**Given text**.
In the time since T.A.R.P. was enacted, there has been a lot of debate over how the government has done. Some of this debate, obviously, is difficult to truly judge -- what would have happened without T.A.R.P.? No one knows. What if we required different things of T.A.R.P. banks at the onset? No one knows.
However, while we can't decisively compare outcomes of choices that were made to alternative choices (certainly a double edged sword in a political debate), we can ask why certain decisions haven't even been tackled. In fact, there seems to be a huge deficiency in tackling very basic issues! Is there a legitimate reason to have not even proposed a solution to institutions being and/or becoming "too big to fail?" I can't think of one. Let's ask some of these questions.
1. How have we fixed the broken incentives at banks?
If we're being honest, the flash point of the public debate has always been compensation. And, by the way, not incorrectly. Consider this: the argument has always been that we need to honor contracts and that saving the banks saved us from a worse fate.
I generally buy into these arguments. However, how is it not fair to say to someone, "If we didn't step in and save your firm all the stock in it you own would have been worthless forever and you would have been out of a job. We saved your firm, but on the condition that you were paid no more than $250,000 while we own it ... Is that not more than the zero (even less, counting the devaluing of your prior stock compensation) you would have received without us?"
This reasoning is perfectly consistent, but instead we're told that that this "talent" (the audacity of that term, referring to people who were at the most broken institutions, is tantamount to lying and laughing at taxpayers at the same time) needs to paid millions or they will go elsewhere. I'll deal with this argument in more depth later (coming attraction: What have we done about institutions being "too big to fail?"). However, gently putting aside this argument (for a later thrashing) still provides us with a myriad of criticisms we can level at the administration for being totally incompetent when it comes to ensuring these sorts of problems don't occur again.

**Extracted entries**.
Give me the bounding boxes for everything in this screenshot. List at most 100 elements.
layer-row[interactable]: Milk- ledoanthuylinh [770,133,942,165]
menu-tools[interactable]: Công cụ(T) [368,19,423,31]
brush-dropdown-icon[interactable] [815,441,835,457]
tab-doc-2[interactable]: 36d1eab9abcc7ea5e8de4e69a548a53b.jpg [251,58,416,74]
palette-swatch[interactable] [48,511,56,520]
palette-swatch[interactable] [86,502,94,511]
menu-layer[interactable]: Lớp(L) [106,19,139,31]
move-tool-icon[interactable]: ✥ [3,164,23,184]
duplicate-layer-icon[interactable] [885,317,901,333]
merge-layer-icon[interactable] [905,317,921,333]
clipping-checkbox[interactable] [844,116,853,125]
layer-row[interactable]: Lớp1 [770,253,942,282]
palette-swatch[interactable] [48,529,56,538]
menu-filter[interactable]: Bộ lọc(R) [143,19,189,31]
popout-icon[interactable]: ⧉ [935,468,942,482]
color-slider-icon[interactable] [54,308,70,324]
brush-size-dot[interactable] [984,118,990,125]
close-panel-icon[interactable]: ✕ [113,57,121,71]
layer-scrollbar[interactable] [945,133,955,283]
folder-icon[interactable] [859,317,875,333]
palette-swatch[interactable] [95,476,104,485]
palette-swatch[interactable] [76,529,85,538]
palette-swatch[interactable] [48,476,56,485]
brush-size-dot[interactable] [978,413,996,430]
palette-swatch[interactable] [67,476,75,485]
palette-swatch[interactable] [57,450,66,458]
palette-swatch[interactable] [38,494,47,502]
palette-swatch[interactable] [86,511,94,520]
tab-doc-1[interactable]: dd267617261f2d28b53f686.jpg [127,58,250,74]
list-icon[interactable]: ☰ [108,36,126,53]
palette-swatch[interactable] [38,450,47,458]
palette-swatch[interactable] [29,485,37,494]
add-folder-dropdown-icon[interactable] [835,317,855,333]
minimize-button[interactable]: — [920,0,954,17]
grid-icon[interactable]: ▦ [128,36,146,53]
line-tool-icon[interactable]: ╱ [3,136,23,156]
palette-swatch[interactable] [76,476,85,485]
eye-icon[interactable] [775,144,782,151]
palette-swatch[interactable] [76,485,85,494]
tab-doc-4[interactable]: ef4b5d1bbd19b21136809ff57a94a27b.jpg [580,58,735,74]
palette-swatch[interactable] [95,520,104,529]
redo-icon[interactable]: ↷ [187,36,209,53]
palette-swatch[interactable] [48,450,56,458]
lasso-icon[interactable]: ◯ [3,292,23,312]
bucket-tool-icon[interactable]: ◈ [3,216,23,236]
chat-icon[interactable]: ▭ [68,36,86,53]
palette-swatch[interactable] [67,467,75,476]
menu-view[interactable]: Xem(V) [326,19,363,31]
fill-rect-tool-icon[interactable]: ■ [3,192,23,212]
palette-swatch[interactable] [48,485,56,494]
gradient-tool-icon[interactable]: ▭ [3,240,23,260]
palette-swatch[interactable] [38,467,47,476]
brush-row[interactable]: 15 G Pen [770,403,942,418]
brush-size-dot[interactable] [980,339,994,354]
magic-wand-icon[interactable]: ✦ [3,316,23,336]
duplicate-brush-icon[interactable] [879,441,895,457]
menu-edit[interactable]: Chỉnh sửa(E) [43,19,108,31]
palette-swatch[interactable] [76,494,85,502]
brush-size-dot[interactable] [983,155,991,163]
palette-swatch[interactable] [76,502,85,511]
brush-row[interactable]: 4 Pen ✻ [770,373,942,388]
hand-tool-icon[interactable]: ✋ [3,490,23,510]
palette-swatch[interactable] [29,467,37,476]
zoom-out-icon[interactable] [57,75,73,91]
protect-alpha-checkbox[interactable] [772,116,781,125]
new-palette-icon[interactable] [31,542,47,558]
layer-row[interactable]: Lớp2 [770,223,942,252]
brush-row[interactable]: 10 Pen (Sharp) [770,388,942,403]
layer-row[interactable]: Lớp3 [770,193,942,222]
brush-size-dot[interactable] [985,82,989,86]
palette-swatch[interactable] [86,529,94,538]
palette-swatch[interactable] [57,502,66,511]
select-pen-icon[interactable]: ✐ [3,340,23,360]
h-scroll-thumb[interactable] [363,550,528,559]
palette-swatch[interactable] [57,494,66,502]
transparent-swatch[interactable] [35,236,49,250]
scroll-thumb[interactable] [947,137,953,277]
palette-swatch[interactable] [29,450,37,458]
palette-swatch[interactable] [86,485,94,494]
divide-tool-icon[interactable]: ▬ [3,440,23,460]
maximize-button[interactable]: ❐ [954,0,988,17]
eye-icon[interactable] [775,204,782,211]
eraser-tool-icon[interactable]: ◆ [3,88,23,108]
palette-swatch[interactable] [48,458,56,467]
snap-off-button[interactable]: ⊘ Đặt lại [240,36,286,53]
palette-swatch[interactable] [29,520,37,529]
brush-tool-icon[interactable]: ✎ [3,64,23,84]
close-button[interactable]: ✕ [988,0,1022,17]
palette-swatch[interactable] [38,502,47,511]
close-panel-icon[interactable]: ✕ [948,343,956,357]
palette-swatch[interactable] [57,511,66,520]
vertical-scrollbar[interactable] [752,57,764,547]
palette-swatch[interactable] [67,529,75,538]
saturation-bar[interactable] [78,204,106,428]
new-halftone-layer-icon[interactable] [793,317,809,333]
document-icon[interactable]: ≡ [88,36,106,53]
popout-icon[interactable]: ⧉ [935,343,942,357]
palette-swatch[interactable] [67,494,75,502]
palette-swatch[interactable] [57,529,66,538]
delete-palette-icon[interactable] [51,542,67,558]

**Task set**.
1. In the TARP commentary, rewrite the passage starting at "However, while we" and ending at "a worse fate.", changing "compensation" to "executive pay".
2. According to the TARP commentary, what pay limit could have been made a condition of saving a firm?
3. Carry the TARP commentary forward from its last sentence.

**Outputs by task**.
1.
However, while we can't decisively compare outcomes of choices that were made to alternative choices (certainly a double edged sword in a political debate), we can ask why certain decisions haven't even been tackled. In fact, there seems to be a huge deficiency in tackling very basic issues! Is there a legitimate reason to have not even proposed a solution to institutions being and/or becoming "too big to fail?" I can't think of one. Let's ask some of these questions.
1. How have we fixed the broken incentives at banks?
If we're being honest, the flash point of the public debate has always been executive pay. And, by the way, not incorrectly. Consider this: the argument has always been that we need to honor contracts and that saving the banks saved us from a worse fate.

2. No more than $250,000 while the government owns the firm.

3.
Now, as an astute reader of the news, you're probably wondering, "Hasn't the pay czar helped with this problem?" Well, I'll let the WSJ explain why you're misinformed:
Already, Citigroup Inc. is telling employees the net impact of Mr. Feinberg's rulings will be minimal because the cut salary will be shifted from cash to longer-term stock grants, said people familiar with the matter. (Emphasis mine.)
Whew! Thank goodness we're getting tough on the banks that were reckless! And then, it turns out Mr. Feinberg did the banks the favor of removing the risk from a large portion of their compensation: he boosted base salaries at these firms, fearing top employees might leave (I also fear a leviathan will crawl onto land and end life as we know it). For those unfamiliar with how Wall St. compensation works, the variable portion that can be cut on a whim without recourse is the bonus--by increasing the salaries, he increased the money that is guaranteed.
Regardless of the aforementioned actions, we still don't have a good answer on how firms will tie their own fortunes, in the long term, to that of their employees. Why won't a trader at Bank of America take a big risk hoping for a big payout? What recourse will shareholders and other stakeholders have when decisions made years ago cause problems today? None of these issues have been addressed on a systemic level. Nothing has been innovated to fix these problems and no action on the part of the government has dealt with excessive risk taking by individuals within the institutions that are now their wards. Although, its fine, I'm sure none of the people Mr. Feinberg is trying so hard to retain would ever make bad decisions that could put a massive financial institution in peril. Which leads me to...
2. What have we done about "Too Big To Fail?"
The one thing everyone seems to agree on is that institutions that are "too big to fail" are also "too big to exist." Not only has there not been any movement on solving this problem, but there isn't even a hint of a plan for the institutions that currently fall into this category.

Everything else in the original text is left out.